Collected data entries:

╔══

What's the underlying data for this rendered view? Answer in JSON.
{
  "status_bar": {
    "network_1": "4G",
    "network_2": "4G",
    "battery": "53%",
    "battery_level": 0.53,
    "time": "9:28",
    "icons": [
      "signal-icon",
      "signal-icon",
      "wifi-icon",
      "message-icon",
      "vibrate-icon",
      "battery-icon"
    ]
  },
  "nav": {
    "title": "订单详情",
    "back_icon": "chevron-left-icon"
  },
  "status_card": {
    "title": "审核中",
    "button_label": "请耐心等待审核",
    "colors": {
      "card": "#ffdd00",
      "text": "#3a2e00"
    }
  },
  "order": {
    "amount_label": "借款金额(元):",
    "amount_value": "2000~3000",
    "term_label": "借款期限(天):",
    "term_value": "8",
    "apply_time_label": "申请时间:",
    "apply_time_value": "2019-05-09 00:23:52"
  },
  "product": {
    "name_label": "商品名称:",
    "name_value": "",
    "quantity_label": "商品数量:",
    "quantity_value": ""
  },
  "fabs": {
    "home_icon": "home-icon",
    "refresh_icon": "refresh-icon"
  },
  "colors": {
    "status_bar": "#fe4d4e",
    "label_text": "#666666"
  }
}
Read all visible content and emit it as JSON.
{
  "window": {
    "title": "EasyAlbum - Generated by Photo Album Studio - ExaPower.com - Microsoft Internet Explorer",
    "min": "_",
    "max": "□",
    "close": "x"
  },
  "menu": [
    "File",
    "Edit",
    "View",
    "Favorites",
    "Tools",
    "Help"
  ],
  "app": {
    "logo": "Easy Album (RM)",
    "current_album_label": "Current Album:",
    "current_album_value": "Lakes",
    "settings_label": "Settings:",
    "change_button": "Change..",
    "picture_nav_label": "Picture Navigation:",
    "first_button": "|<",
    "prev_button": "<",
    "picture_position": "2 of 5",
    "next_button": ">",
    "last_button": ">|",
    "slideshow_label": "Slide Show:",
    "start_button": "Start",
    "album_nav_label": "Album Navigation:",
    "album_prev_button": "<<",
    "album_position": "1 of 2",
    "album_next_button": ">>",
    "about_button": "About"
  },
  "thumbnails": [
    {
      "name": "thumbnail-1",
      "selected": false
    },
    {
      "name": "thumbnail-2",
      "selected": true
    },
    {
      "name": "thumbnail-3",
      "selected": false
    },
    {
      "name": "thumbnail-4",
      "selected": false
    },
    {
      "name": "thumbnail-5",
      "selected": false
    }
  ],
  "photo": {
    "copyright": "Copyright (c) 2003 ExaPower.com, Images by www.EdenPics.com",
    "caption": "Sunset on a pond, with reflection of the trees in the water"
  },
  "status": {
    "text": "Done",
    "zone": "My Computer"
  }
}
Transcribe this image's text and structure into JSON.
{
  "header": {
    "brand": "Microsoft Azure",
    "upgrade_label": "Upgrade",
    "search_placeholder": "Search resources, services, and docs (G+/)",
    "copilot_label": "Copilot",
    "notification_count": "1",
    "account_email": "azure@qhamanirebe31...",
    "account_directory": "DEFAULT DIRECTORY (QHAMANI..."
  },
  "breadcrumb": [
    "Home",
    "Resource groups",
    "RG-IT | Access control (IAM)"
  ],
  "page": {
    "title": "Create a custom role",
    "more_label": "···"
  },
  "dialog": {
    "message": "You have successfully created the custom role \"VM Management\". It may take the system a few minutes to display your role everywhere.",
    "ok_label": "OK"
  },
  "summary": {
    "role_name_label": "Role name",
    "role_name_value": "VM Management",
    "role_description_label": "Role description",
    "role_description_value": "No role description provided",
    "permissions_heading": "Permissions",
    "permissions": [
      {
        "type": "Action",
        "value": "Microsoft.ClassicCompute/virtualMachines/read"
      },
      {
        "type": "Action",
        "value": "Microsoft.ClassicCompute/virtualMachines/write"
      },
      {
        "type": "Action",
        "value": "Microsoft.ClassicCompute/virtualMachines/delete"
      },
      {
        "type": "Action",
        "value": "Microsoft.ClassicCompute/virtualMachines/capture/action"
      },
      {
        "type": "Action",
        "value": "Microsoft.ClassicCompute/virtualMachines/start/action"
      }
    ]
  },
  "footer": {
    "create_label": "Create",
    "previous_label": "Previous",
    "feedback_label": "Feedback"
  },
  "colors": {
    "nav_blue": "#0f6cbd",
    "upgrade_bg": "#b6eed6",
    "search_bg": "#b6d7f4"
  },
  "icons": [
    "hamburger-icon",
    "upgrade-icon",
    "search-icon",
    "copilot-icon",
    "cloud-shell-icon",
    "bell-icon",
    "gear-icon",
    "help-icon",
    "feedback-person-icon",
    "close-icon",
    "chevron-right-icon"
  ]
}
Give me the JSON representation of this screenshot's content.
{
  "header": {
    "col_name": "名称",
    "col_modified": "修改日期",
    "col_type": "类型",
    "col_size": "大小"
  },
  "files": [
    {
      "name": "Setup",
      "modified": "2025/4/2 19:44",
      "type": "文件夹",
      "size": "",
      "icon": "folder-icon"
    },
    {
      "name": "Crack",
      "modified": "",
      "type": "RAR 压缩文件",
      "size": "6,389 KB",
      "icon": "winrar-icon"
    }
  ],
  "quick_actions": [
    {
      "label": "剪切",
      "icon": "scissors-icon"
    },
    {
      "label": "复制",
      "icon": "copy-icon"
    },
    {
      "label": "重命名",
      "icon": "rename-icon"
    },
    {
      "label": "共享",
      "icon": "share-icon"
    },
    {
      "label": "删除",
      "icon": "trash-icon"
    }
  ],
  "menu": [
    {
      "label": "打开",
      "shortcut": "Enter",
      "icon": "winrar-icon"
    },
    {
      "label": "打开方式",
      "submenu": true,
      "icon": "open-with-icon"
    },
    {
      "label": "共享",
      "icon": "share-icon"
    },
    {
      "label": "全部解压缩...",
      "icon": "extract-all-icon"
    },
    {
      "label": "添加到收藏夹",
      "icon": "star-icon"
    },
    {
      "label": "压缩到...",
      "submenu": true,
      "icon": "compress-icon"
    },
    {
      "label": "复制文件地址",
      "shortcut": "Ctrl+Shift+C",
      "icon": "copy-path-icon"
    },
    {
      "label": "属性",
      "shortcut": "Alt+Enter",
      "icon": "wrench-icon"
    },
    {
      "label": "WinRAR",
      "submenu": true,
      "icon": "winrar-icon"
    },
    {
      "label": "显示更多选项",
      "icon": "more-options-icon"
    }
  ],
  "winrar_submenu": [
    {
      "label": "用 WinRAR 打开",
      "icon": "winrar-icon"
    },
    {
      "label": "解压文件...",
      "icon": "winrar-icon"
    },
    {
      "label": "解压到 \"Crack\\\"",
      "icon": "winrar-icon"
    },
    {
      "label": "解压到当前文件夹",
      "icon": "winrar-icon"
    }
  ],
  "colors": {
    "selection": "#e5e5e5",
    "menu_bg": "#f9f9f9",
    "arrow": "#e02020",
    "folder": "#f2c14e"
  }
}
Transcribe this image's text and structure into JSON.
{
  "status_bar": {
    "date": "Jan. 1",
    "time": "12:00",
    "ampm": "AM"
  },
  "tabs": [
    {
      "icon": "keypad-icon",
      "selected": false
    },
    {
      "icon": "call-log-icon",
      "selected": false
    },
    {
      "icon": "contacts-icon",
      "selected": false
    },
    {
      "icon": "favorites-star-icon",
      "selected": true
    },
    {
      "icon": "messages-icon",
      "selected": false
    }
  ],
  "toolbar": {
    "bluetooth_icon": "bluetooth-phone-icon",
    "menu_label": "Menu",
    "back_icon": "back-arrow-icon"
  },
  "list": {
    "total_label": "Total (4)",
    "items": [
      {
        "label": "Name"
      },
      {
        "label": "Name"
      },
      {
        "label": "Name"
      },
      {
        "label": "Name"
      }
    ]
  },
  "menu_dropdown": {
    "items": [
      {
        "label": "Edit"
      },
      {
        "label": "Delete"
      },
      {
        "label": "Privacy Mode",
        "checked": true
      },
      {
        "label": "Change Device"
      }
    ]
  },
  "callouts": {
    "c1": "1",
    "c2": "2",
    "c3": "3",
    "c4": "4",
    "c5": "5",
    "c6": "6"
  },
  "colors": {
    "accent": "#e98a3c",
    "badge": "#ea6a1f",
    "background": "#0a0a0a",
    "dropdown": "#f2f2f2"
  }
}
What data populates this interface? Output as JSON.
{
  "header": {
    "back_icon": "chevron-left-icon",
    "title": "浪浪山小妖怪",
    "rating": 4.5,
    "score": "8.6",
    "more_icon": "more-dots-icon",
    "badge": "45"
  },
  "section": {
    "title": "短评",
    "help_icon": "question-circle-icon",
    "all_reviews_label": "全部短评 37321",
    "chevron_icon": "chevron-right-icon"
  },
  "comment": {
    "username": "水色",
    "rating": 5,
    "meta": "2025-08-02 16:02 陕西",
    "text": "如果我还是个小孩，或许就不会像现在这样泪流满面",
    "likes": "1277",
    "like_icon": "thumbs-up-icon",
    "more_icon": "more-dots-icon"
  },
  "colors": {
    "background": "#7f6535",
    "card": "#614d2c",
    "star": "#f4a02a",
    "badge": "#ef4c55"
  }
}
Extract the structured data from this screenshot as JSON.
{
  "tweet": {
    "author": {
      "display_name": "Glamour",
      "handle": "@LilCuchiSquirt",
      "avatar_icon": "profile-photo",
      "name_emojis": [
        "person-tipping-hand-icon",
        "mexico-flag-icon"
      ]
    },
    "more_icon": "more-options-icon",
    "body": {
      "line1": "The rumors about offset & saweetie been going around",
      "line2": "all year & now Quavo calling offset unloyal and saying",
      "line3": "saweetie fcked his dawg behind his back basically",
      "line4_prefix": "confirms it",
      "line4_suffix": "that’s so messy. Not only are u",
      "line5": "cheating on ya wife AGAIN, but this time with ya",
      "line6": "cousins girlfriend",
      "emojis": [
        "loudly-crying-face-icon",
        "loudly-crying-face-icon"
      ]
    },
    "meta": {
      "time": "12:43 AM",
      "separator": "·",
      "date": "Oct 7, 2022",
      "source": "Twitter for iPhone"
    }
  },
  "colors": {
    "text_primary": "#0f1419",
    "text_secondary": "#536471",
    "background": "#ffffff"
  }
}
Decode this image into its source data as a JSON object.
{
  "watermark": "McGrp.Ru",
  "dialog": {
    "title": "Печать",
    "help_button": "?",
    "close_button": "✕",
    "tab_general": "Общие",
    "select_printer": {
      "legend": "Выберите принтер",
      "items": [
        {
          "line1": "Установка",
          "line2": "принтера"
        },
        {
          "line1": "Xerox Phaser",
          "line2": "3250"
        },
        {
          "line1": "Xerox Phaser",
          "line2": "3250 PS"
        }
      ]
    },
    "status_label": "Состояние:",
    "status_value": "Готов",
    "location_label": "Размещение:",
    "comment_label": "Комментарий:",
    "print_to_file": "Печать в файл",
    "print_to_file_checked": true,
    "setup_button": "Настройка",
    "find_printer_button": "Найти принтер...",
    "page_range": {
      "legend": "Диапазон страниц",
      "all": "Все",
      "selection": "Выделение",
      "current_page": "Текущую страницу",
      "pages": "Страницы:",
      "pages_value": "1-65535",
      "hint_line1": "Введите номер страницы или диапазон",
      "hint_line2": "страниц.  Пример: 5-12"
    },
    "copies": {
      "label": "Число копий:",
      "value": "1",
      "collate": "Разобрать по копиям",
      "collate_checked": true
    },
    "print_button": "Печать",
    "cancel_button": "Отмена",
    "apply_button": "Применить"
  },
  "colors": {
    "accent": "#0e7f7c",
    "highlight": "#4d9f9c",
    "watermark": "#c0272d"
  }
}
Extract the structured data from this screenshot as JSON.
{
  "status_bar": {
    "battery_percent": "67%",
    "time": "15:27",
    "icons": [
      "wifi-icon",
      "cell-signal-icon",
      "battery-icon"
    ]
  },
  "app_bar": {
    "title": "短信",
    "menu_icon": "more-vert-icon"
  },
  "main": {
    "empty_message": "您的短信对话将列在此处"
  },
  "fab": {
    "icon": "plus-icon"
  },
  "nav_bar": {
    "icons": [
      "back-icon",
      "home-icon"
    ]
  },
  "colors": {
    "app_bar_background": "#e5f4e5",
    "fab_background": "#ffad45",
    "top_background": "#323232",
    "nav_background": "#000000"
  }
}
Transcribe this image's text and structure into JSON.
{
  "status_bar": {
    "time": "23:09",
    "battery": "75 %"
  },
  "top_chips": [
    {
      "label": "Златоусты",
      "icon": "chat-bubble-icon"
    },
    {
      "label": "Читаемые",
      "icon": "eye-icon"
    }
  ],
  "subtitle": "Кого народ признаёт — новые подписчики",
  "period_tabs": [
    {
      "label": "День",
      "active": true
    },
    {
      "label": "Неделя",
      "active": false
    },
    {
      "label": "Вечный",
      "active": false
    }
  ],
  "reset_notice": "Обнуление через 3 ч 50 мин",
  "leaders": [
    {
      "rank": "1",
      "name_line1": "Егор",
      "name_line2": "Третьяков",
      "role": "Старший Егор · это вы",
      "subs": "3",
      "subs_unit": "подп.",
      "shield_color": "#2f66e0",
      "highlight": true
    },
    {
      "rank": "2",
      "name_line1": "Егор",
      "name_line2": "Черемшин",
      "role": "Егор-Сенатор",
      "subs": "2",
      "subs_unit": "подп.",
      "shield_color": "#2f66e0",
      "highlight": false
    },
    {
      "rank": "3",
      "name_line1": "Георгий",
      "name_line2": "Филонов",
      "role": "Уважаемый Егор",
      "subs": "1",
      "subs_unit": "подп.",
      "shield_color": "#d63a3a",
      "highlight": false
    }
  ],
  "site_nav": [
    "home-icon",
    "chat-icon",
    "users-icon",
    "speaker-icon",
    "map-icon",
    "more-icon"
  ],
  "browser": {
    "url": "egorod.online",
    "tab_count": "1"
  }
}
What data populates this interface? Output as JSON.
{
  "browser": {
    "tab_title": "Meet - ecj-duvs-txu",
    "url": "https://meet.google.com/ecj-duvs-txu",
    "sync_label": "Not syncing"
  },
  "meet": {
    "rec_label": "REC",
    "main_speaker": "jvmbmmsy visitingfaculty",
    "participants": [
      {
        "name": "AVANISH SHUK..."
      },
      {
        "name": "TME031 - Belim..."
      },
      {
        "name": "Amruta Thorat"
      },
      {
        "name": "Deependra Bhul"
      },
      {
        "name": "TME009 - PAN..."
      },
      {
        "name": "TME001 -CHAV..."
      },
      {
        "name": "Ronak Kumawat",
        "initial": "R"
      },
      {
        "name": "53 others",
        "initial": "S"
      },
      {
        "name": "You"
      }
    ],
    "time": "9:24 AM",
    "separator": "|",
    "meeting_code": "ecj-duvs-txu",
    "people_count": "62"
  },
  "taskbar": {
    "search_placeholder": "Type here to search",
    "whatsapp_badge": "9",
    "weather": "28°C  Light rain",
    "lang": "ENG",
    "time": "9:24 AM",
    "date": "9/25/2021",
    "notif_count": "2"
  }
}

╚══

● Exercise instructions
Reply with one number only: how many lines of the listing hold "crying"?

● Task answer
2